Entries taken from a collection:
-----
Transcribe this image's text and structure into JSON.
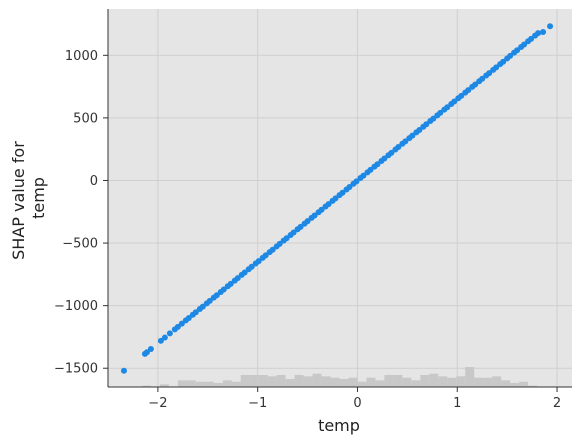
{
  "chart_data": {
    "type": "scatter",
    "title": "",
    "xlabel": "temp",
    "ylabel_lines": [
      "SHAP value for",
      "temp"
    ],
    "xlim": [
      -2.5,
      2.15
    ],
    "ylim": [
      -1650,
      1370
    ],
    "x_ticks": [
      -2,
      -1,
      0,
      1,
      2
    ],
    "x_tick_labels": [
      "−2",
      "−1",
      "0",
      "1",
      "2"
    ],
    "y_ticks": [
      -1500,
      -1000,
      -500,
      0,
      500,
      1000
    ],
    "y_tick_labels": [
      "−1500",
      "−1000",
      "−500",
      "0",
      "500",
      "1000"
    ],
    "grid": true,
    "colors": {
      "points": "#1e88e5",
      "background": "#e5e5e5",
      "grid": "#cfcfcf",
      "histogram": "#c8c8c8"
    },
    "series": [
      {
        "x": [
          -2.34,
          -2.13,
          -2.11,
          -2.07,
          -1.97,
          -1.93,
          -1.88,
          -1.83,
          -1.8,
          -1.76,
          -1.72,
          -1.69,
          -1.65,
          -1.62,
          -1.58,
          -1.55,
          -1.51,
          -1.48,
          -1.44,
          -1.41,
          -1.37,
          -1.34,
          -1.3,
          -1.27,
          -1.23,
          -1.2,
          -1.16,
          -1.13,
          -1.09,
          -1.06,
          -1.02,
          -0.99,
          -0.95,
          -0.92,
          -0.88,
          -0.85,
          -0.81,
          -0.78,
          -0.74,
          -0.71,
          -0.67,
          -0.64,
          -0.6,
          -0.57,
          -0.53,
          -0.5,
          -0.46,
          -0.43,
          -0.39,
          -0.36,
          -0.32,
          -0.29,
          -0.25,
          -0.22,
          -0.18,
          -0.15,
          -0.11,
          -0.08,
          -0.04,
          -0.01,
          0.03,
          0.06,
          0.1,
          0.13,
          0.17,
          0.2,
          0.24,
          0.27,
          0.31,
          0.34,
          0.38,
          0.41,
          0.45,
          0.48,
          0.52,
          0.55,
          0.59,
          0.62,
          0.66,
          0.69,
          0.73,
          0.76,
          0.8,
          0.83,
          0.87,
          0.9,
          0.94,
          0.97,
          1.01,
          1.04,
          1.08,
          1.11,
          1.15,
          1.18,
          1.22,
          1.25,
          1.29,
          1.32,
          1.36,
          1.39,
          1.43,
          1.46,
          1.5,
          1.53,
          1.57,
          1.6,
          1.64,
          1.67,
          1.71,
          1.74,
          1.78,
          1.81,
          1.86,
          1.93
        ],
        "y": [
          -1520,
          -1385,
          -1372,
          -1346,
          -1281,
          -1255,
          -1222,
          -1190,
          -1170,
          -1144,
          -1118,
          -1099,
          -1073,
          -1053,
          -1027,
          -1008,
          -982,
          -962,
          -936,
          -917,
          -891,
          -871,
          -845,
          -826,
          -800,
          -780,
          -754,
          -735,
          -709,
          -689,
          -663,
          -644,
          -618,
          -598,
          -572,
          -553,
          -527,
          -507,
          -481,
          -462,
          -436,
          -416,
          -390,
          -371,
          -345,
          -325,
          -299,
          -280,
          -254,
          -234,
          -208,
          -189,
          -163,
          -143,
          -117,
          -98,
          -72,
          -52,
          -26,
          -7,
          20,
          39,
          65,
          85,
          111,
          130,
          156,
          176,
          202,
          221,
          247,
          267,
          293,
          312,
          338,
          358,
          384,
          403,
          429,
          449,
          475,
          494,
          520,
          540,
          566,
          585,
          611,
          631,
          657,
          676,
          702,
          722,
          748,
          767,
          793,
          813,
          839,
          858,
          884,
          904,
          930,
          949,
          975,
          995,
          1021,
          1040,
          1066,
          1086,
          1112,
          1131,
          1157,
          1177,
          1186,
          1232
        ]
      }
    ],
    "histogram": {
      "bin_edges": [
        -2.34,
        -2.25,
        -2.16,
        -2.07,
        -1.98,
        -1.89,
        -1.8,
        -1.71,
        -1.62,
        -1.53,
        -1.44,
        -1.35,
        -1.26,
        -1.17,
        -1.08,
        -0.99,
        -0.9,
        -0.81,
        -0.72,
        -0.63,
        -0.54,
        -0.45,
        -0.36,
        -0.27,
        -0.18,
        -0.09,
        0.0,
        0.09,
        0.18,
        0.27,
        0.36,
        0.45,
        0.54,
        0.63,
        0.72,
        0.81,
        0.9,
        0.99,
        1.08,
        1.17,
        1.26,
        1.35,
        1.44,
        1.53,
        1.62,
        1.71,
        1.8
      ],
      "counts": [
        0,
        0,
        1,
        0,
        2,
        0,
        5,
        5,
        4,
        4,
        3,
        5,
        4,
        9,
        9,
        9,
        8,
        9,
        6,
        9,
        8,
        10,
        8,
        7,
        6,
        7,
        4,
        7,
        5,
        9,
        9,
        7,
        5,
        9,
        10,
        8,
        7,
        8,
        15,
        7,
        7,
        8,
        5,
        3,
        4,
        1
      ]
    }
  }
}
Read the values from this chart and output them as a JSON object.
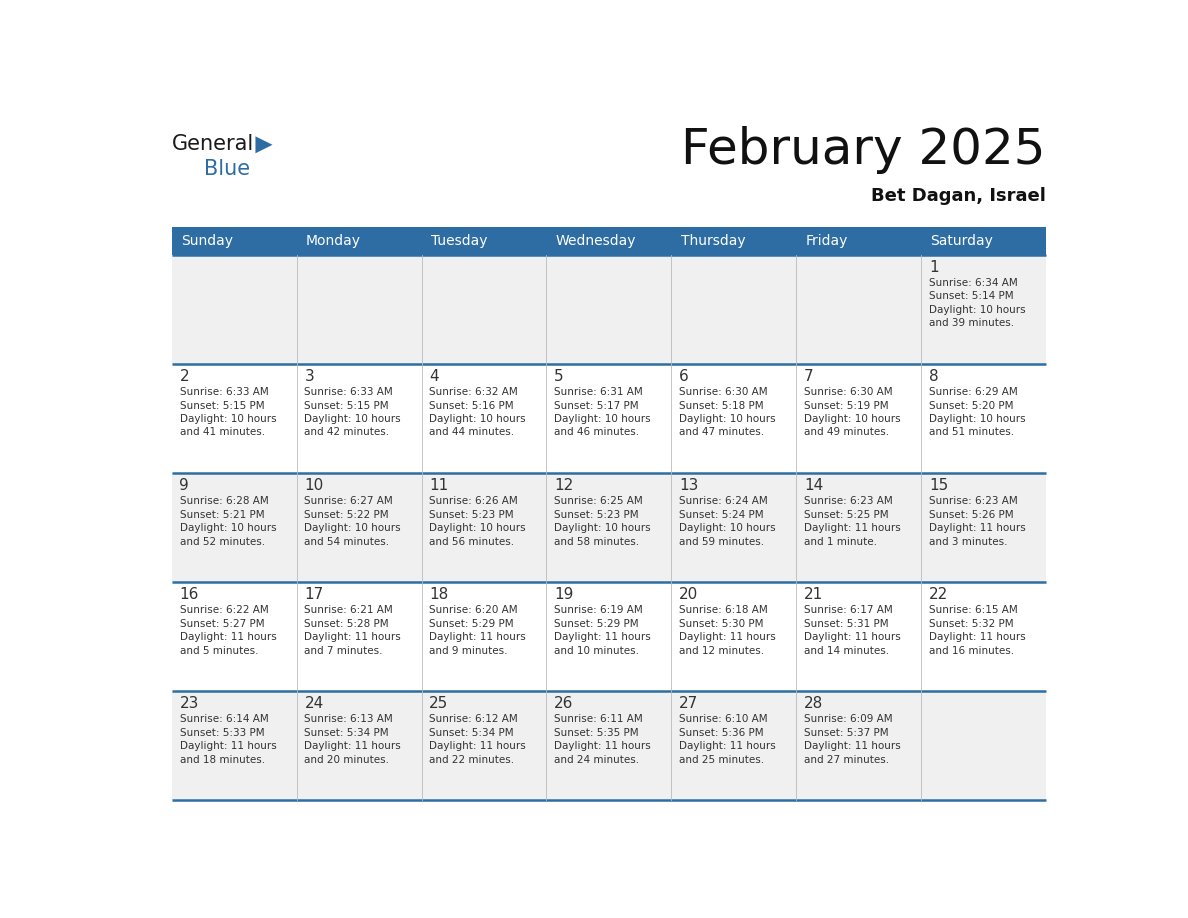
{
  "title": "February 2025",
  "subtitle": "Bet Dagan, Israel",
  "header_color": "#2e6da4",
  "header_text_color": "#ffffff",
  "days_of_week": [
    "Sunday",
    "Monday",
    "Tuesday",
    "Wednesday",
    "Thursday",
    "Friday",
    "Saturday"
  ],
  "background_color": "#ffffff",
  "cell_bg_white": "#ffffff",
  "cell_bg_gray": "#f0f0f0",
  "separator_color": "#2e6da4",
  "day_num_color": "#333333",
  "text_color": "#333333",
  "logo_general_color": "#1a1a1a",
  "logo_blue_color": "#2e6da4",
  "weeks": [
    [
      null,
      null,
      null,
      null,
      null,
      null,
      {
        "day": "1",
        "sunrise": "6:34 AM",
        "sunset": "5:14 PM",
        "daylight_line1": "10 hours",
        "daylight_line2": "and 39 minutes."
      }
    ],
    [
      {
        "day": "2",
        "sunrise": "6:33 AM",
        "sunset": "5:15 PM",
        "daylight_line1": "10 hours",
        "daylight_line2": "and 41 minutes."
      },
      {
        "day": "3",
        "sunrise": "6:33 AM",
        "sunset": "5:15 PM",
        "daylight_line1": "10 hours",
        "daylight_line2": "and 42 minutes."
      },
      {
        "day": "4",
        "sunrise": "6:32 AM",
        "sunset": "5:16 PM",
        "daylight_line1": "10 hours",
        "daylight_line2": "and 44 minutes."
      },
      {
        "day": "5",
        "sunrise": "6:31 AM",
        "sunset": "5:17 PM",
        "daylight_line1": "10 hours",
        "daylight_line2": "and 46 minutes."
      },
      {
        "day": "6",
        "sunrise": "6:30 AM",
        "sunset": "5:18 PM",
        "daylight_line1": "10 hours",
        "daylight_line2": "and 47 minutes."
      },
      {
        "day": "7",
        "sunrise": "6:30 AM",
        "sunset": "5:19 PM",
        "daylight_line1": "10 hours",
        "daylight_line2": "and 49 minutes."
      },
      {
        "day": "8",
        "sunrise": "6:29 AM",
        "sunset": "5:20 PM",
        "daylight_line1": "10 hours",
        "daylight_line2": "and 51 minutes."
      }
    ],
    [
      {
        "day": "9",
        "sunrise": "6:28 AM",
        "sunset": "5:21 PM",
        "daylight_line1": "10 hours",
        "daylight_line2": "and 52 minutes."
      },
      {
        "day": "10",
        "sunrise": "6:27 AM",
        "sunset": "5:22 PM",
        "daylight_line1": "10 hours",
        "daylight_line2": "and 54 minutes."
      },
      {
        "day": "11",
        "sunrise": "6:26 AM",
        "sunset": "5:23 PM",
        "daylight_line1": "10 hours",
        "daylight_line2": "and 56 minutes."
      },
      {
        "day": "12",
        "sunrise": "6:25 AM",
        "sunset": "5:23 PM",
        "daylight_line1": "10 hours",
        "daylight_line2": "and 58 minutes."
      },
      {
        "day": "13",
        "sunrise": "6:24 AM",
        "sunset": "5:24 PM",
        "daylight_line1": "10 hours",
        "daylight_line2": "and 59 minutes."
      },
      {
        "day": "14",
        "sunrise": "6:23 AM",
        "sunset": "5:25 PM",
        "daylight_line1": "11 hours",
        "daylight_line2": "and 1 minute."
      },
      {
        "day": "15",
        "sunrise": "6:23 AM",
        "sunset": "5:26 PM",
        "daylight_line1": "11 hours",
        "daylight_line2": "and 3 minutes."
      }
    ],
    [
      {
        "day": "16",
        "sunrise": "6:22 AM",
        "sunset": "5:27 PM",
        "daylight_line1": "11 hours",
        "daylight_line2": "and 5 minutes."
      },
      {
        "day": "17",
        "sunrise": "6:21 AM",
        "sunset": "5:28 PM",
        "daylight_line1": "11 hours",
        "daylight_line2": "and 7 minutes."
      },
      {
        "day": "18",
        "sunrise": "6:20 AM",
        "sunset": "5:29 PM",
        "daylight_line1": "11 hours",
        "daylight_line2": "and 9 minutes."
      },
      {
        "day": "19",
        "sunrise": "6:19 AM",
        "sunset": "5:29 PM",
        "daylight_line1": "11 hours",
        "daylight_line2": "and 10 minutes."
      },
      {
        "day": "20",
        "sunrise": "6:18 AM",
        "sunset": "5:30 PM",
        "daylight_line1": "11 hours",
        "daylight_line2": "and 12 minutes."
      },
      {
        "day": "21",
        "sunrise": "6:17 AM",
        "sunset": "5:31 PM",
        "daylight_line1": "11 hours",
        "daylight_line2": "and 14 minutes."
      },
      {
        "day": "22",
        "sunrise": "6:15 AM",
        "sunset": "5:32 PM",
        "daylight_line1": "11 hours",
        "daylight_line2": "and 16 minutes."
      }
    ],
    [
      {
        "day": "23",
        "sunrise": "6:14 AM",
        "sunset": "5:33 PM",
        "daylight_line1": "11 hours",
        "daylight_line2": "and 18 minutes."
      },
      {
        "day": "24",
        "sunrise": "6:13 AM",
        "sunset": "5:34 PM",
        "daylight_line1": "11 hours",
        "daylight_line2": "and 20 minutes."
      },
      {
        "day": "25",
        "sunrise": "6:12 AM",
        "sunset": "5:34 PM",
        "daylight_line1": "11 hours",
        "daylight_line2": "and 22 minutes."
      },
      {
        "day": "26",
        "sunrise": "6:11 AM",
        "sunset": "5:35 PM",
        "daylight_line1": "11 hours",
        "daylight_line2": "and 24 minutes."
      },
      {
        "day": "27",
        "sunrise": "6:10 AM",
        "sunset": "5:36 PM",
        "daylight_line1": "11 hours",
        "daylight_line2": "and 25 minutes."
      },
      {
        "day": "28",
        "sunrise": "6:09 AM",
        "sunset": "5:37 PM",
        "daylight_line1": "11 hours",
        "daylight_line2": "and 27 minutes."
      },
      null
    ]
  ]
}
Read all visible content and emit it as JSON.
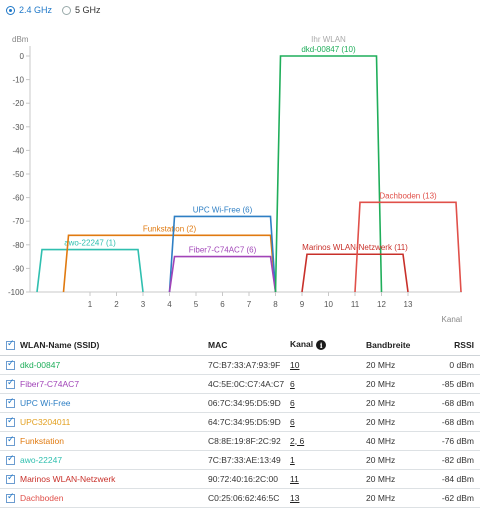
{
  "band_toggle": {
    "options": [
      {
        "label": "2.4 GHz",
        "selected": true
      },
      {
        "label": "5 GHz",
        "selected": false
      }
    ]
  },
  "chart_data": {
    "type": "area",
    "ylabel": "dBm",
    "xlabel": "Kanal",
    "ylim": [
      -100,
      0
    ],
    "yticks": [
      0,
      -10,
      -20,
      -30,
      -40,
      -50,
      -60,
      -70,
      -80,
      -90,
      -100
    ],
    "xticks": [
      1,
      2,
      3,
      4,
      5,
      6,
      7,
      8,
      9,
      10,
      11,
      12,
      13
    ],
    "grid": false,
    "series": [
      {
        "name": "awo-22247 (1)",
        "color": "#2fbfaf",
        "channel_start": -1,
        "channel_end": 3,
        "rssi": -82
      },
      {
        "name": "Funkstation (2)",
        "color": "#e07a10",
        "channel_start": 0,
        "channel_end": 8,
        "rssi": -76
      },
      {
        "name": "UPC Wi-Free (6)",
        "color": "#2e7fc4",
        "channel_start": 4,
        "channel_end": 8,
        "rssi": -68
      },
      {
        "name": "Fiber7-C74AC7 (6)",
        "color": "#a144b8",
        "channel_start": 4,
        "channel_end": 8,
        "rssi": -85
      },
      {
        "name": "Ihr WLAN\ndkd-00847 (10)",
        "color": "#1fae5a",
        "channel_start": 8,
        "channel_end": 12,
        "rssi": 0
      },
      {
        "name": "Marinos WLAN-Netzwerk (11)",
        "color": "#c8302a",
        "channel_start": 9,
        "channel_end": 13,
        "rssi": -84
      },
      {
        "name": "Dachboden (13)",
        "color": "#e0504a",
        "channel_start": 11,
        "channel_end": 15,
        "rssi": -62
      }
    ]
  },
  "table": {
    "headers": {
      "ssid": "WLAN-Name (SSID)",
      "mac": "MAC",
      "channel": "Kanal",
      "bandwidth": "Bandbreite",
      "rssi": "RSSI"
    },
    "rows": [
      {
        "ssid": "dkd-00847",
        "color": "#1fae5a",
        "mac": "7C:B7:33:A7:93:9F",
        "channel": "10",
        "bandwidth": "20 MHz",
        "rssi": "0 dBm"
      },
      {
        "ssid": "Fiber7-C74AC7",
        "color": "#a144b8",
        "mac": "4C:5E:0C:C7:4A:C7",
        "channel": "6",
        "bandwidth": "20 MHz",
        "rssi": "-85 dBm"
      },
      {
        "ssid": "UPC Wi-Free",
        "color": "#2e7fc4",
        "mac": "06:7C:34:95:D5:9D",
        "channel": "6",
        "bandwidth": "20 MHz",
        "rssi": "-68 dBm"
      },
      {
        "ssid": "UPC3204011",
        "color": "#e3a020",
        "mac": "64:7C:34:95:D5:9D",
        "channel": "6",
        "bandwidth": "20 MHz",
        "rssi": "-68 dBm"
      },
      {
        "ssid": "Funkstation",
        "color": "#e07a10",
        "mac": "C8:8E:19:8F:2C:92",
        "channel": "2, 6",
        "bandwidth": "40 MHz",
        "rssi": "-76 dBm"
      },
      {
        "ssid": "awo-22247",
        "color": "#2fbfaf",
        "mac": "7C:B7:33:AE:13:49",
        "channel": "1",
        "bandwidth": "20 MHz",
        "rssi": "-82 dBm"
      },
      {
        "ssid": "Marinos WLAN-Netzwerk",
        "color": "#c8302a",
        "mac": "90:72:40:16:2C:00",
        "channel": "11",
        "bandwidth": "20 MHz",
        "rssi": "-84 dBm"
      },
      {
        "ssid": "Dachboden",
        "color": "#e0504a",
        "mac": "C0:25:06:62:46:5C",
        "channel": "13",
        "bandwidth": "20 MHz",
        "rssi": "-62 dBm"
      }
    ]
  }
}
-----
JOB: Search the data above for lines holding "Funkstation" and copy each of them.

EXERCISE RESPONSE:
        "name": "Funkstation (2)",
        "ssid": "Funkstation",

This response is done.